Records from a data collection
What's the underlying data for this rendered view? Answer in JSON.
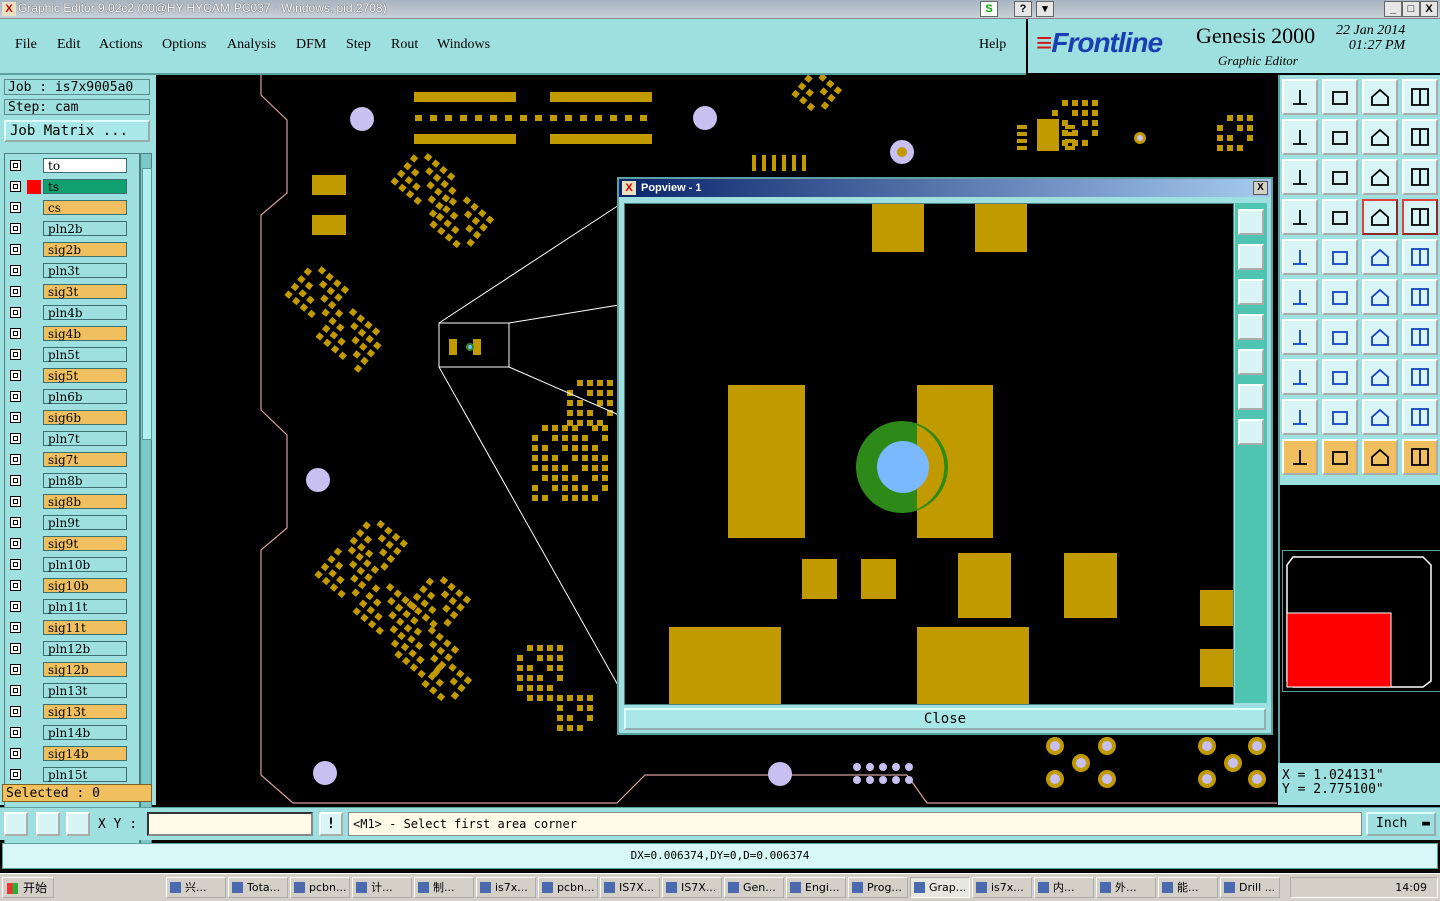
{
  "window": {
    "title": "Graphic Editor 9.02c2 (00@HY-HYCAM-PC037 - Windows, pid:2708)",
    "buttons": [
      "_",
      "□",
      "X"
    ]
  },
  "menu": {
    "items": [
      "File",
      "Edit",
      "Actions",
      "Options",
      "Analysis",
      "DFM",
      "Step",
      "Rout",
      "Windows"
    ],
    "help": "Help"
  },
  "brand": {
    "logo": "Frontline",
    "product": "Genesis 2000",
    "subtitle": "Graphic Editor",
    "date": "22 Jan 2014",
    "time": "01:27 PM"
  },
  "job": {
    "job_label": "Job : is7x9005a0",
    "step_label": "Step: cam",
    "matrix_button": "Job Matrix ..."
  },
  "layers": [
    {
      "name": "to",
      "color": "#ffffff",
      "active": false
    },
    {
      "name": "ts",
      "color": "#10a070",
      "active": true
    },
    {
      "name": "cs",
      "color": "#f0c060",
      "active": false
    },
    {
      "name": "pln2b",
      "color": "#9ee0e0",
      "active": false
    },
    {
      "name": "sig2b",
      "color": "#f0c060",
      "active": false
    },
    {
      "name": "pln3t",
      "color": "#9ee0e0",
      "active": false
    },
    {
      "name": "sig3t",
      "color": "#f0c060",
      "active": false
    },
    {
      "name": "pln4b",
      "color": "#9ee0e0",
      "active": false
    },
    {
      "name": "sig4b",
      "color": "#f0c060",
      "active": false
    },
    {
      "name": "pln5t",
      "color": "#9ee0e0",
      "active": false
    },
    {
      "name": "sig5t",
      "color": "#f0c060",
      "active": false
    },
    {
      "name": "pln6b",
      "color": "#9ee0e0",
      "active": false
    },
    {
      "name": "sig6b",
      "color": "#f0c060",
      "active": false
    },
    {
      "name": "pln7t",
      "color": "#9ee0e0",
      "active": false
    },
    {
      "name": "sig7t",
      "color": "#f0c060",
      "active": false
    },
    {
      "name": "pln8b",
      "color": "#9ee0e0",
      "active": false
    },
    {
      "name": "sig8b",
      "color": "#f0c060",
      "active": false
    },
    {
      "name": "pln9t",
      "color": "#9ee0e0",
      "active": false
    },
    {
      "name": "sig9t",
      "color": "#f0c060",
      "active": false
    },
    {
      "name": "pln10b",
      "color": "#9ee0e0",
      "active": false
    },
    {
      "name": "sig10b",
      "color": "#f0c060",
      "active": false
    },
    {
      "name": "pln11t",
      "color": "#9ee0e0",
      "active": false
    },
    {
      "name": "sig11t",
      "color": "#f0c060",
      "active": false
    },
    {
      "name": "pln12b",
      "color": "#9ee0e0",
      "active": false
    },
    {
      "name": "sig12b",
      "color": "#f0c060",
      "active": false
    },
    {
      "name": "pln13t",
      "color": "#9ee0e0",
      "active": false
    },
    {
      "name": "sig13t",
      "color": "#f0c060",
      "active": false
    },
    {
      "name": "pln14b",
      "color": "#9ee0e0",
      "active": false
    },
    {
      "name": "sig14b",
      "color": "#f0c060",
      "active": false
    },
    {
      "name": "pln15t",
      "color": "#9ee0e0",
      "active": false
    }
  ],
  "selected": "Selected : 0",
  "popup": {
    "title": "Popview - 1",
    "close_label": "Close"
  },
  "coords": {
    "x": "X = 1.024131\"",
    "y": "Y = 2.775100\""
  },
  "cmd": {
    "xy_label": "X Y :",
    "xy_value": "",
    "excl": "!",
    "prompt": "<M1> - Select first area corner",
    "unit": "Inch"
  },
  "status": "DX=0.006374,DY=0,D=0.006374",
  "taskbar": {
    "start": "开始",
    "tasks": [
      "兴...",
      "Tota...",
      "pcbn...",
      "计...",
      "制...",
      "is7x...",
      "pcbn...",
      "IS7X...",
      "IS7X...",
      "Gen...",
      "Engi...",
      "Prog...",
      "Grap...",
      "is7x...",
      "内...",
      "外...",
      "能...",
      "Drill ..."
    ],
    "active_task": "Grap...",
    "clock": "14:09"
  },
  "colors": {
    "panel": "#9ee0e0",
    "copper": "#c19a00",
    "accent": "#f0c060"
  }
}
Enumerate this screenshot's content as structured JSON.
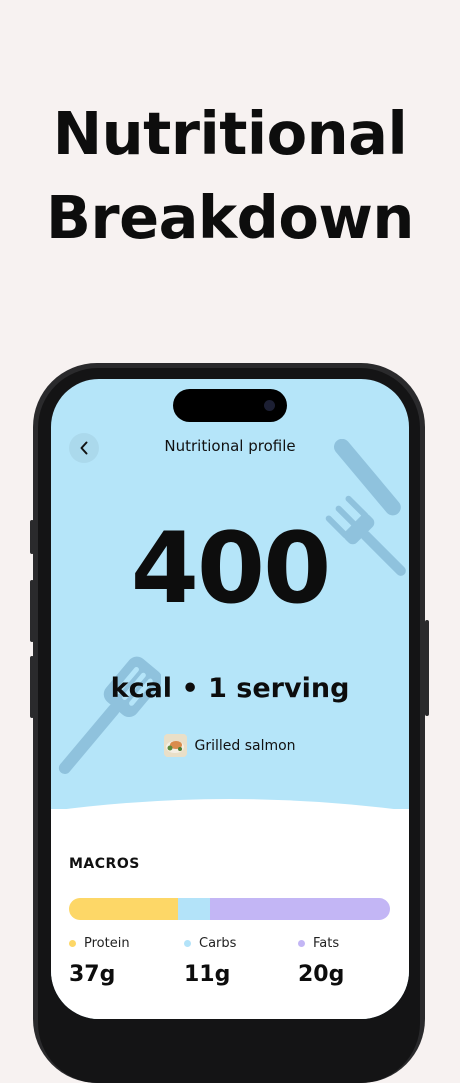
{
  "headline": {
    "line1": "Nutritional",
    "line2": "Breakdown"
  },
  "screen": {
    "nav_title": "Nutritional profile",
    "calories": "400",
    "calorie_label": "kcal • 1 serving",
    "food_name": "Grilled salmon",
    "macros": {
      "title": "MACROS",
      "items": [
        {
          "label": "Protein",
          "value": "37g",
          "color": "#fdd767",
          "fraction": 0.34
        },
        {
          "label": "Carbs",
          "value": "11g",
          "color": "#b3e3f9",
          "fraction": 0.1
        },
        {
          "label": "Fats",
          "value": "20g",
          "color": "#c3b6f5",
          "fraction": 0.56
        }
      ]
    }
  },
  "colors": {
    "page_bg": "#f7f2f1",
    "screen_bg": "#b5e5f9",
    "decor_icon": "#8fc2dd"
  }
}
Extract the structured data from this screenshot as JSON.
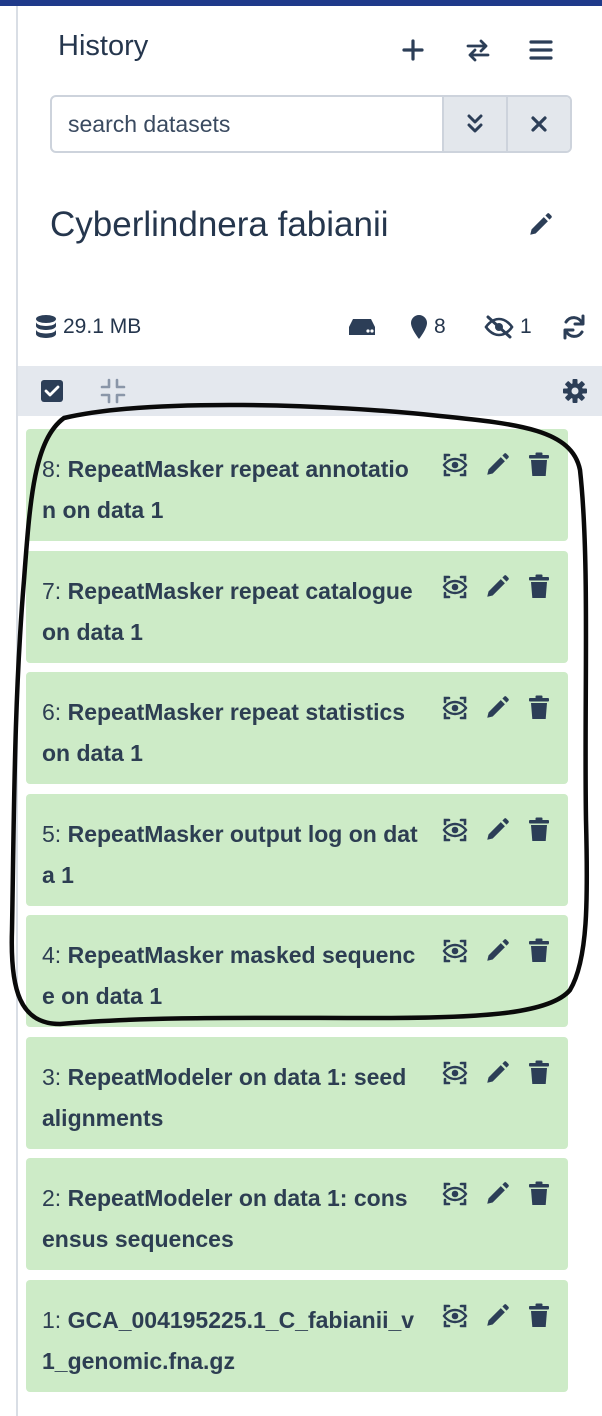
{
  "header": {
    "title": "History"
  },
  "search": {
    "placeholder": "search datasets"
  },
  "history": {
    "name": "Cyberlindnera fabianii"
  },
  "stats": {
    "size": "29.1 MB",
    "shown_count": "8",
    "hidden_count": "1"
  },
  "datasets": [
    {
      "hid": "8:",
      "name": "RepeatMasker repeat annotation on data 1"
    },
    {
      "hid": "7:",
      "name": "RepeatMasker repeat catalogue on data 1"
    },
    {
      "hid": "6:",
      "name": "RepeatMasker repeat statistics on data 1"
    },
    {
      "hid": "5:",
      "name": "RepeatMasker output log on data 1"
    },
    {
      "hid": "4:",
      "name": "RepeatMasker masked sequence on data 1"
    },
    {
      "hid": "3:",
      "name": "RepeatModeler on data 1: seed alignments"
    },
    {
      "hid": "2:",
      "name": "RepeatModeler on data 1: consensus sequences"
    },
    {
      "hid": "1:",
      "name": "GCA_004195225.1_C_fabianii_v1_genomic.fna.gz"
    }
  ],
  "colors": {
    "dataset_ok_bg": "#cdebc7",
    "icon": "#2c3e57",
    "top_bar": "#1f3a8a"
  },
  "icons": [
    "plus-icon",
    "switch-icon",
    "menu-icon",
    "chevrons-down-icon",
    "close-icon",
    "pencil-icon",
    "database-icon",
    "hard-drive-icon",
    "map-marker-icon",
    "eye-slash-icon",
    "refresh-icon",
    "checkbox-icon",
    "collapse-icon",
    "gear-icon",
    "eye-icon",
    "trash-icon"
  ]
}
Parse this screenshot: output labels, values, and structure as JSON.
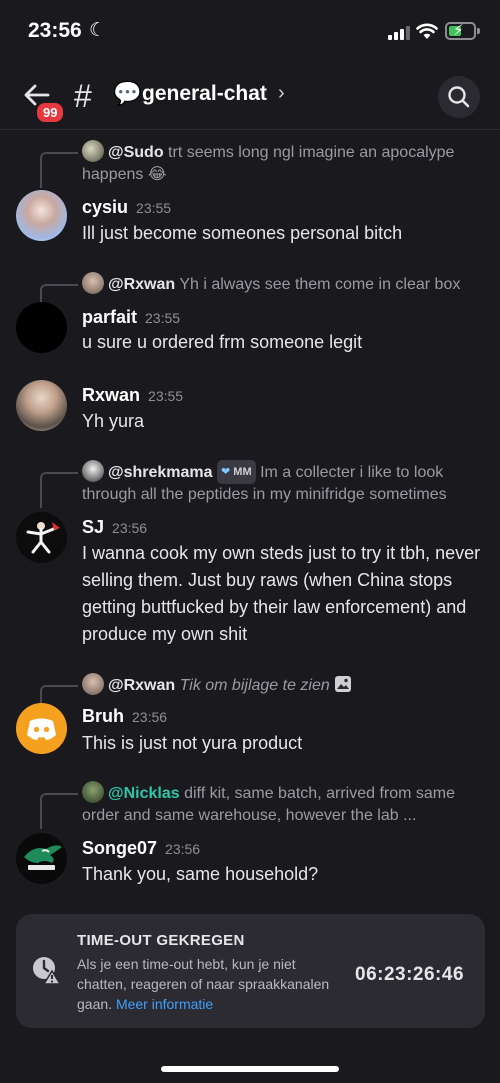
{
  "status": {
    "time": "23:56"
  },
  "header": {
    "badge": "99",
    "channel_emoji": "💬",
    "channel_name": "general-chat",
    "chevron": "›"
  },
  "messages": [
    {
      "reply": {
        "name": "@Sudo",
        "text": "trt seems long ngl imagine an apocalype happens 😂"
      },
      "author": "cysiu",
      "time": "23:55",
      "text": "Ill just become someones personal bitch"
    },
    {
      "reply": {
        "name": "@Rxwan",
        "text": "Yh i always see them come in clear box"
      },
      "author": "parfait",
      "time": "23:55",
      "text": "u sure u ordered frm someone legit"
    },
    {
      "author": "Rxwan",
      "time": "23:55",
      "text": "Yh yura"
    },
    {
      "reply": {
        "name": "@shrekmama",
        "badge": "MM",
        "text": "Im a collecter i like to look through all the peptides in my minifridge sometimes"
      },
      "author": "SJ",
      "time": "23:56",
      "text": "I wanna cook my own steds  just to try it tbh, never selling them. Just buy raws (when China stops getting buttfucked by their law enforcement) and produce my own shit"
    },
    {
      "reply": {
        "name": "@Rxwan",
        "text": "Tik om bijlage te zien"
      },
      "author": "Bruh",
      "time": "23:56",
      "text": "This is just not yura product"
    },
    {
      "reply": {
        "name": "@Nicklas",
        "text": "diff kit, same batch, arrived from same order and same warehouse, however the lab ..."
      },
      "author": "Songe07",
      "time": "23:56",
      "text": "Thank you, same household?"
    }
  ],
  "timeout": {
    "title": "TIME-OUT GEKREGEN",
    "desc": "Als je een time-out hebt, kun je niet chatten, reageren of naar spraakkanalen gaan.",
    "link": "Meer informatie",
    "countdown": "06:23:26:46"
  },
  "colors": {
    "background": "#1a1a1e",
    "link": "#3fa0ff",
    "badge": "#e5383f",
    "mention_green": "#2dc7a8"
  }
}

_What the task asks_
Identify each line in the entries with the word "just" and copy it.

_Response to this task_
      "text": "Ill just become someones personal bitch"
      "text": "I wanna cook my own steds  just to try it tbh, never selling them. Just buy raws (when China stops getting buttfucked by their law enforcement) and produce my own shit"
      "text": "This is just not yura product"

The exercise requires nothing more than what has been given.